Short problem
Reproduce every record below exactly as it appears.

The input
--
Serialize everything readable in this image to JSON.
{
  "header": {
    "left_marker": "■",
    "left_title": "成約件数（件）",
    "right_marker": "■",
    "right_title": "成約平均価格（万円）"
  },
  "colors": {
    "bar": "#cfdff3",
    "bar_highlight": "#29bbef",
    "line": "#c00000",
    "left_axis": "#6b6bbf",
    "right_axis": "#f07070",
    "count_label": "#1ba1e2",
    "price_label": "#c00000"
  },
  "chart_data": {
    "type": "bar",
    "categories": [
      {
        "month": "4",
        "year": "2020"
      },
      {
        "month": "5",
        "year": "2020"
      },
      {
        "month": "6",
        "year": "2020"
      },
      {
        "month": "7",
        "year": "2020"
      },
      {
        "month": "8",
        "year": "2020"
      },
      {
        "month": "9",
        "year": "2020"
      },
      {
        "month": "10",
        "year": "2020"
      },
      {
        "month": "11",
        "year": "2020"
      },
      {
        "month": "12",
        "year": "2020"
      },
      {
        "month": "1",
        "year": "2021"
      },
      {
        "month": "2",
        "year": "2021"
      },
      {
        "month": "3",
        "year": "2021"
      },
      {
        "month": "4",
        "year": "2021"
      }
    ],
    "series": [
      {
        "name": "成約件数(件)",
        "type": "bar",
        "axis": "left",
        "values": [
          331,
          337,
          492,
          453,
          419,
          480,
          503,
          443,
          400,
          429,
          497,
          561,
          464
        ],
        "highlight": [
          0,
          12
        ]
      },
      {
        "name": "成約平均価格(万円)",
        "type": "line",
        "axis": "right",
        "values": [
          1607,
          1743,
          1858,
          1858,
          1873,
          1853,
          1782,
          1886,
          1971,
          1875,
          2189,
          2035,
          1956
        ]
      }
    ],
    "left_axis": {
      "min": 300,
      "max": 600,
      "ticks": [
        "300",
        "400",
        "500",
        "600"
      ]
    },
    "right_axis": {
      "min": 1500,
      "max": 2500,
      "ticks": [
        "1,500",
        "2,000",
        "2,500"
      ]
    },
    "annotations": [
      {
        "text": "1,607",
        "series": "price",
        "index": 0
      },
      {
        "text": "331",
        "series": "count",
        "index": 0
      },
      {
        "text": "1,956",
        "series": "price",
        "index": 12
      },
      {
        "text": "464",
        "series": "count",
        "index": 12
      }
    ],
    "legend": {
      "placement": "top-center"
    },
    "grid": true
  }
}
--
Result of the exercise
Serialize everything readable in this image to JSON.
{
  "header": {
    "left_marker": "■",
    "left_title": "成約件数（件）",
    "right_marker": "■",
    "right_title": "成約平均価格（万円）"
  },
  "colors": {
    "bar": "#cfdff3",
    "bar_highlight": "#29bbef",
    "line": "#c00000",
    "left_axis": "#6b6bbf",
    "right_axis": "#f07070",
    "count_label": "#1ba1e2",
    "price_label": "#c00000"
  },
  "chart_data": {
    "type": "bar",
    "categories": [
      {
        "month": "4",
        "year": "2020"
      },
      {
        "month": "5",
        "year": "2020"
      },
      {
        "month": "6",
        "year": "2020"
      },
      {
        "month": "7",
        "year": "2020"
      },
      {
        "month": "8",
        "year": "2020"
      },
      {
        "month": "9",
        "year": "2020"
      },
      {
        "month": "10",
        "year": "2020"
      },
      {
        "month": "11",
        "year": "2020"
      },
      {
        "month": "12",
        "year": "2020"
      },
      {
        "month": "1",
        "year": "2021"
      },
      {
        "month": "2",
        "year": "2021"
      },
      {
        "month": "3",
        "year": "2021"
      },
      {
        "month": "4",
        "year": "2021"
      }
    ],
    "series": [
      {
        "name": "成約件数(件)",
        "type": "bar",
        "axis": "left",
        "values": [
          331,
          337,
          492,
          453,
          419,
          480,
          503,
          443,
          400,
          429,
          497,
          561,
          464
        ],
        "highlight": [
          0,
          12
        ]
      },
      {
        "name": "成約平均価格(万円)",
        "type": "line",
        "axis": "right",
        "values": [
          1607,
          1743,
          1858,
          1858,
          1873,
          1853,
          1782,
          1886,
          1971,
          1875,
          2189,
          2035,
          1956
        ]
      }
    ],
    "left_axis": {
      "min": 300,
      "max": 600,
      "ticks": [
        "300",
        "400",
        "500",
        "600"
      ]
    },
    "right_axis": {
      "min": 1500,
      "max": 2500,
      "ticks": [
        "1,500",
        "2,000",
        "2,500"
      ]
    },
    "annotations": [
      {
        "text": "1,607",
        "series": "price",
        "index": 0
      },
      {
        "text": "331",
        "series": "count",
        "index": 0
      },
      {
        "text": "1,956",
        "series": "price",
        "index": 12
      },
      {
        "text": "464",
        "series": "count",
        "index": 12
      }
    ],
    "legend": {
      "placement": "top-center"
    },
    "grid": true
  }
}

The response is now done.